SHORT PROBLEM A
In the listing, put the lines from the one containing "download-button[interactable]: DOWNLOAD [1384, 1184, 1703, 1310]" through the one containing "home-icon [253, 320, 298, 369]", inclusive, into a JSON list of strings with one string per line.

SELECTION
The VW Group has set aside billions of euros to pay for its 'dieselgate' scandal but with financial analysts at JP Morgan predicting that the final bill in a worst-case scenario could be 40 billion euros, it’s little surprise that new CEO Matthias Müller has already predicted some cuts.

If that figure is proven correct, it would have the potential to blow a hole right through the VW Group’s investment plan through to 2020; it is, after all, enough to fund the design, engineering, development, launch and marketing of more than 20 new models.

Where, though, will the VW Group turn to make savings? Let’s assume that its core product line-ups will survive; the scandal is unlikely to delay the Mk8 Golf or Mk6 Polo, because if anything, VW needs to focus on the bread-and-butter everyday cars that made the brand so successful in the first place. Its commitment to the hideously expensive process of adapting factories to the efficient MQB platform technology has to remain firm.

It’s also hard to imagine VW pulling the plug on its American effort. Its days as a diesel pioneer there are long gone (its US website no longer features a single diesel model) but expect it to push ahead with local production and models aimed at American buyers, such as the CrossBlue large SUV.

Still, there are several areas where development and spending could be slowed, reduced, postponed, or even cut altogether. Here are some likely candidates:

Budget brand: Pet projects of key executives are always easy meat when it comes to cutbacks - and the VW Group’s much-discussed budget brand is a perfect example of this. It was born out of the belief of Martin Winterkorn, Ulrich Hackenberg and Heinz-Jakob Neusser that VW could do a better job of building a budget platform than Suzuki. However, every time the bean-counters ran the numbers on what the engineers were proposing as an alternative to the Maruti architecture that the Japanese company could offer, they said it couldn’t stack up.

ENTRIES PROVIDED
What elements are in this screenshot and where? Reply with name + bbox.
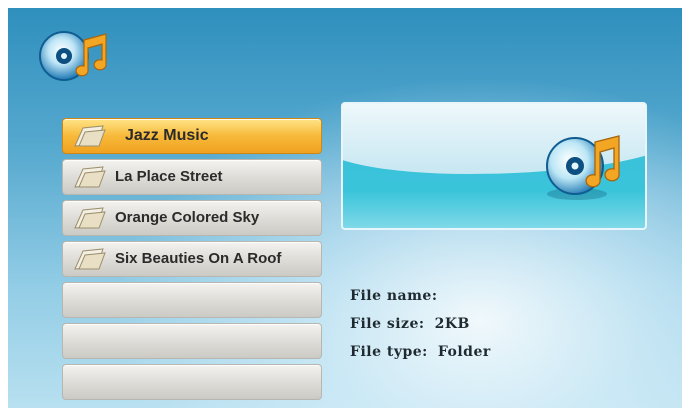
list-item-label: Jazz Music [125,127,209,144]
list-item[interactable]: Six Beauties On A Roof [62,241,322,277]
file-name-row: File name: [350,288,491,316]
file-info: File name: File size: 2KB File type: Folde… [350,288,491,372]
folder-icon [74,125,106,147]
folder-icon [74,166,106,188]
folder-icon [74,207,106,229]
preview-panel [341,102,647,230]
file-type-label: File type: [350,344,428,360]
list-item-label: La Place Street [115,168,223,185]
folder-icon [74,248,106,270]
file-size-row: File size: 2KB [350,316,491,344]
file-list: Jazz Music La Place Street Orange Colore… [62,118,322,405]
file-size-label: File size: [350,316,425,332]
list-item[interactable]: Orange Colored Sky [62,200,322,236]
list-item-empty[interactable] [62,323,322,359]
list-item-label: Six Beauties On A Roof [115,250,282,267]
file-name-label: File name: [350,288,438,304]
file-type-row: File type: Folder [350,344,491,372]
music-cd-icon [546,135,620,200]
file-type-value: Folder [437,344,491,360]
file-size-value: 2KB [434,316,470,332]
list-item-empty[interactable] [62,364,322,400]
list-item-label: Orange Colored Sky [115,209,260,226]
music-cd-icon [39,31,107,81]
list-item-empty[interactable] [62,282,322,318]
list-item[interactable]: Jazz Music [62,118,322,154]
list-item[interactable]: La Place Street [62,159,322,195]
screen: Jazz Music La Place Street Orange Colore… [8,8,682,408]
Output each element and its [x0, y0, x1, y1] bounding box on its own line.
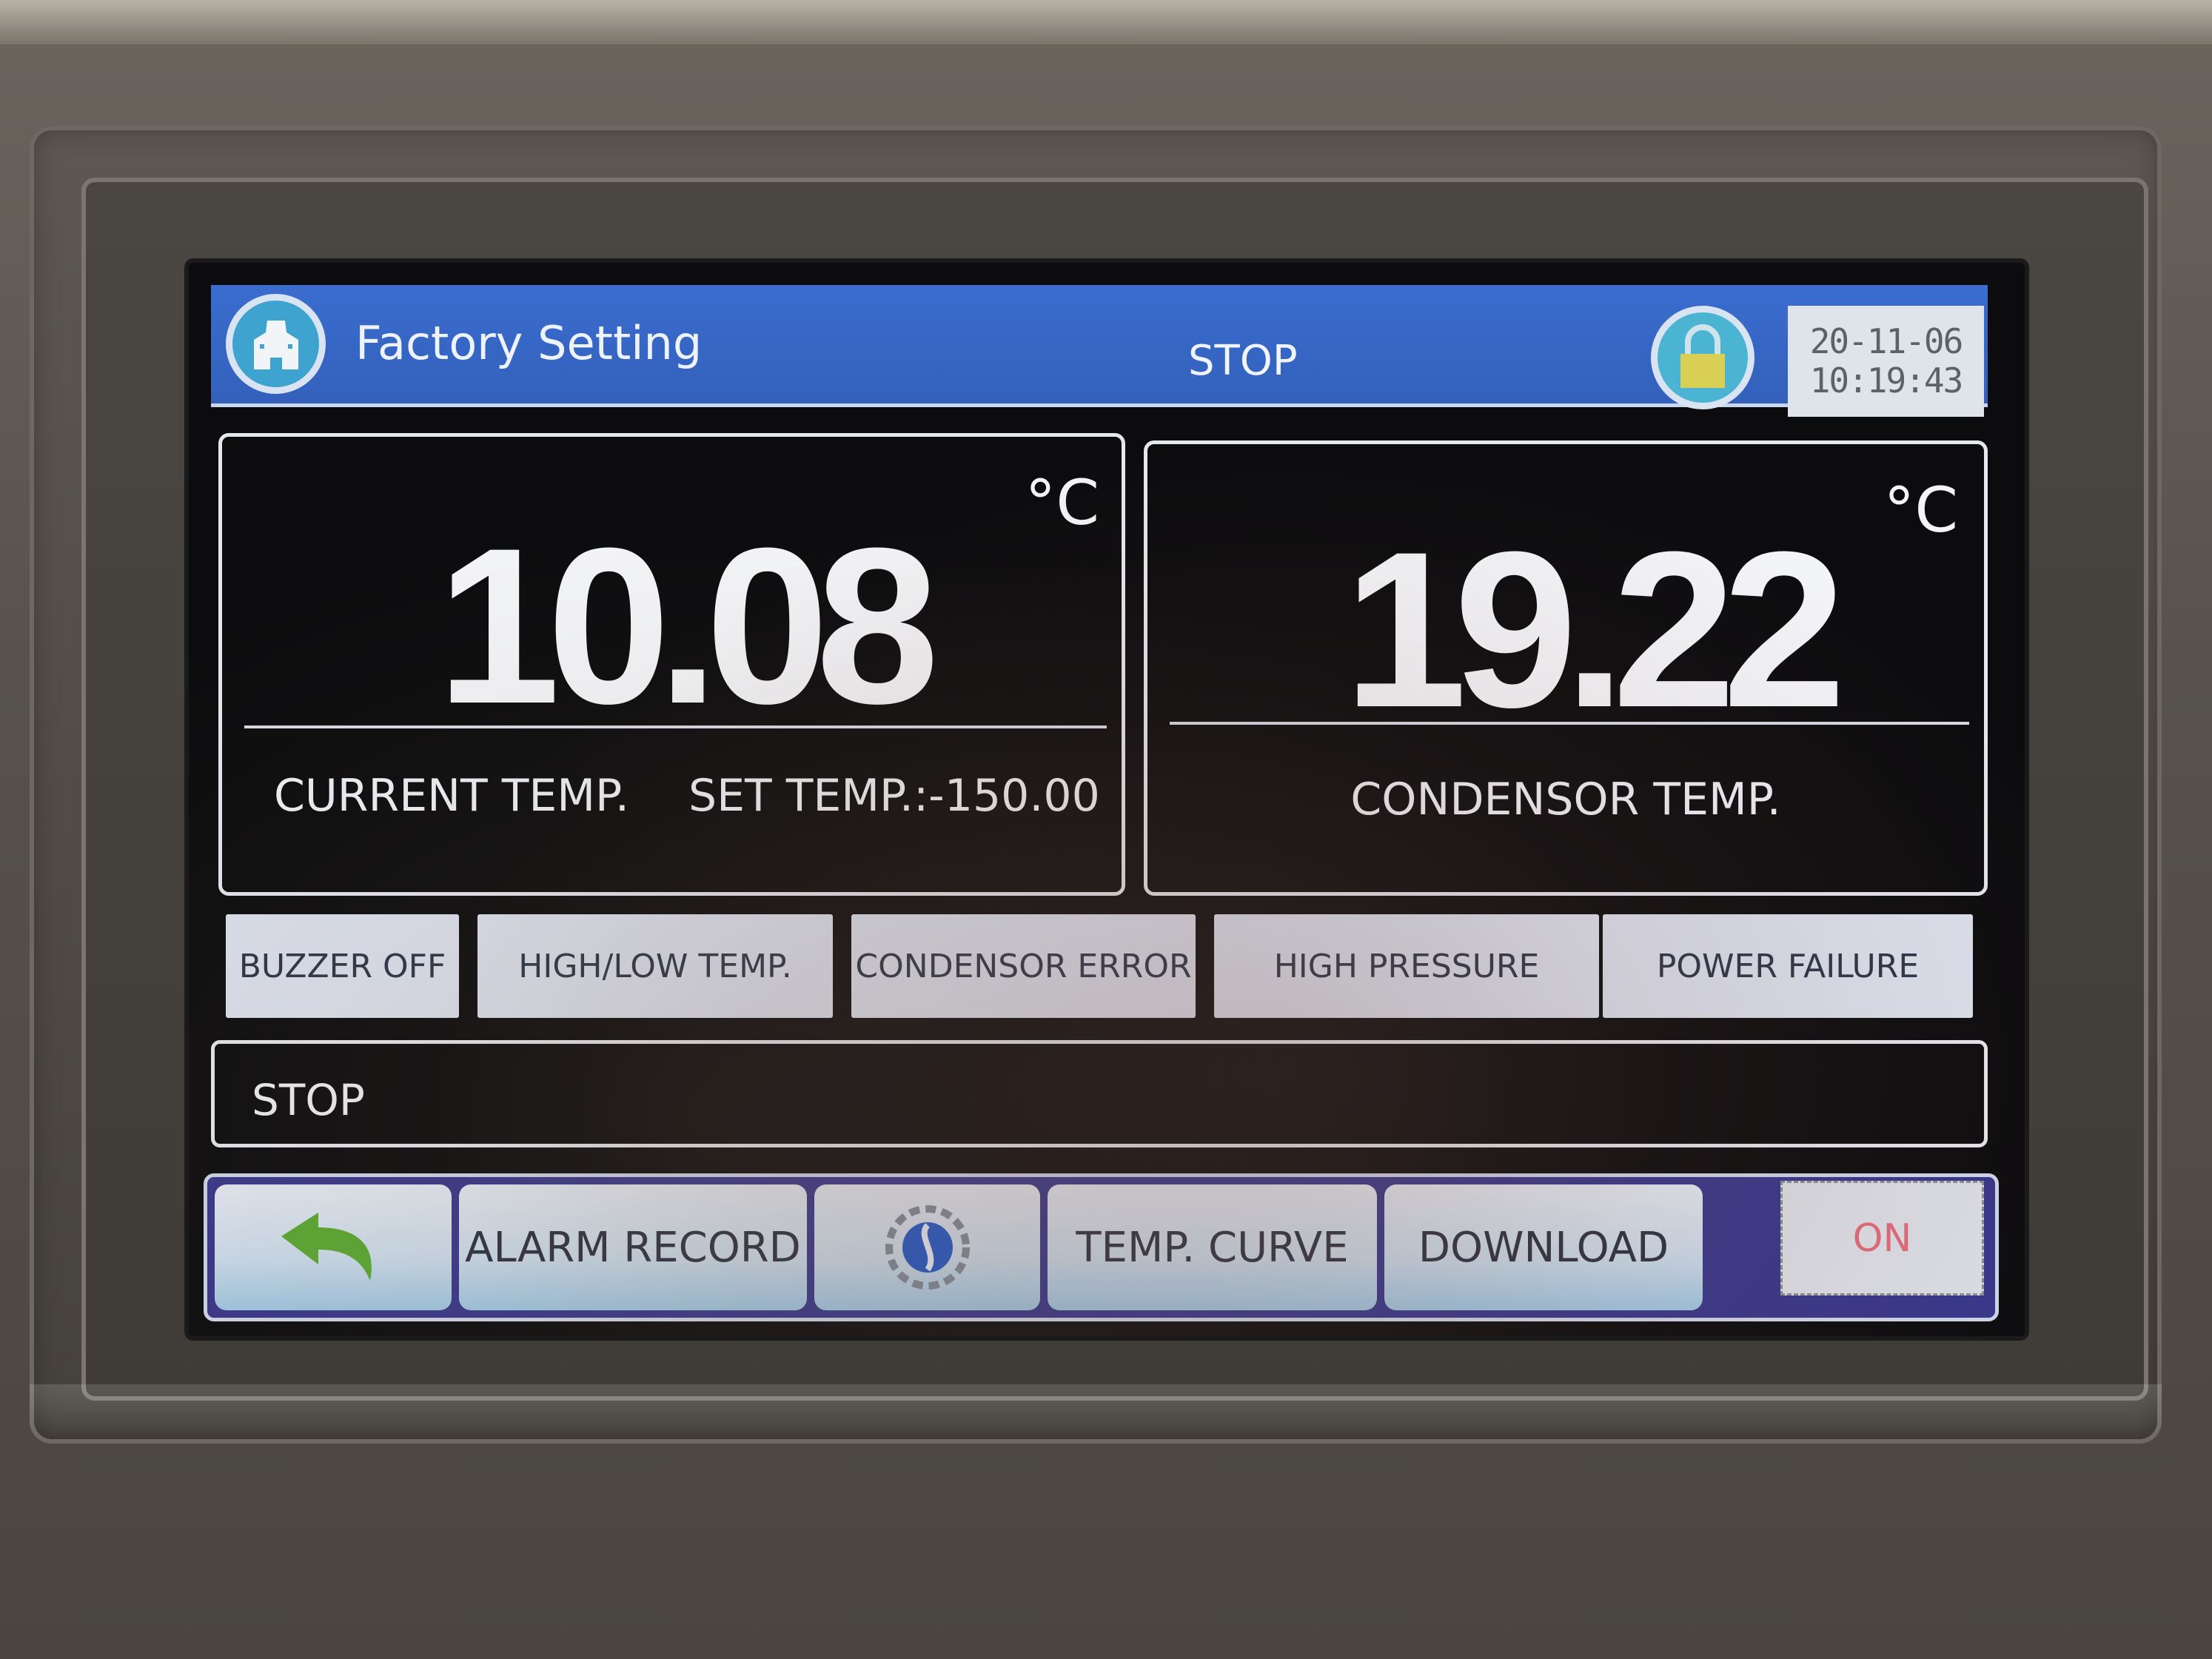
download-button[interactable]: DOWNLOAD [1384, 1184, 1703, 1310]
alarm-condensor-error: CONDENSOR ERROR [851, 914, 1196, 1018]
wall-background [0, 0, 2212, 44]
alarm-record-button[interactable]: ALARM RECORD [459, 1184, 807, 1310]
current-temp-value: 10.08 [437, 501, 939, 750]
home-icon [253, 320, 298, 369]
current-temp-label: CURRENT TEMP. [274, 770, 629, 822]
current-temp-panel: 10.08 °C CURRENT TEMP. SET TEMP.:-150.00 [218, 433, 1125, 896]
datetime-display: 20-11-06 10:19:43 [1788, 306, 1984, 417]
home-button[interactable] [226, 294, 326, 394]
bottom-toolbar: ALARM RECORD TEMP. CURVE DOWNLOAD ON [204, 1173, 1999, 1321]
run-status: STOP [1188, 337, 1298, 385]
bezel-reflection [30, 1384, 2162, 1444]
alarm-high-low-temp: HIGH/LOW TEMP. [477, 914, 833, 1018]
condensor-temp-label: CONDENSOR TEMP. [1350, 774, 1781, 825]
settings-button[interactable] [814, 1184, 1040, 1310]
panel-divider [1170, 722, 1969, 725]
alarm-power-failure: POWER FAILURE [1603, 914, 1973, 1018]
lock-button[interactable] [1651, 306, 1754, 409]
condensor-temp-unit: °C [1883, 474, 1958, 546]
panel-divider [244, 725, 1107, 728]
back-button[interactable] [215, 1184, 452, 1310]
condensor-temp-value: 19.22 [1344, 505, 1846, 754]
touch-screen: Factory Setting STOP 20-11-06 10:19:43 1… [189, 263, 2025, 1336]
settings-gear-icon [885, 1205, 970, 1290]
date-text: 20-11-06 [1809, 321, 1964, 362]
power-on-button[interactable]: ON [1780, 1181, 1984, 1296]
message-text: STOP [252, 1075, 365, 1125]
set-temp-button[interactable]: SET TEMP.:-150.00 [688, 770, 1100, 822]
header-bar: Factory Setting STOP 20-11-06 10:19:43 [211, 285, 1988, 417]
message-bar: STOP [211, 1040, 1988, 1147]
time-text: 10:19:43 [1809, 361, 1964, 400]
buzzer-off-button[interactable]: BUZZER OFF [226, 914, 459, 1018]
alarm-high-pressure: HIGH PRESSURE [1214, 914, 1599, 1018]
back-arrow-icon [281, 1213, 372, 1281]
page-title: Factory Setting [355, 316, 703, 370]
alarm-indicators: BUZZER OFF HIGH/LOW TEMP. CONDENSOR ERRO… [226, 914, 1995, 1018]
lock-icon [1680, 324, 1725, 388]
temp-curve-button[interactable]: TEMP. CURVE [1048, 1184, 1377, 1310]
condensor-temp-panel: 19.22 °C CONDENSOR TEMP. [1144, 440, 1988, 896]
current-temp-unit: °C [1025, 466, 1099, 539]
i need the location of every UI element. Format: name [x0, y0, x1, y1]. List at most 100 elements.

SHORT PROBLEM B
In the dieselgate passage, what final bill do JP Morgan's financial analysts predict for the VW Group in a worst-case scenario?

WRITTEN REPLY A
[
  "download-button[interactable]: DOWNLOAD [1384, 1184, 1703, 1310]",
  "alarm-condensor-error: CONDENSOR ERROR [851, 914, 1196, 1018]",
  "wall-background [0, 0, 2212, 44]",
  "alarm-record-button[interactable]: ALARM RECORD [459, 1184, 807, 1310]",
  "current-temp-value: 10.08 [437, 501, 939, 750]",
  "home-icon [253, 320, 298, 369]"
]

WRITTEN REPLY B
40 billion euros.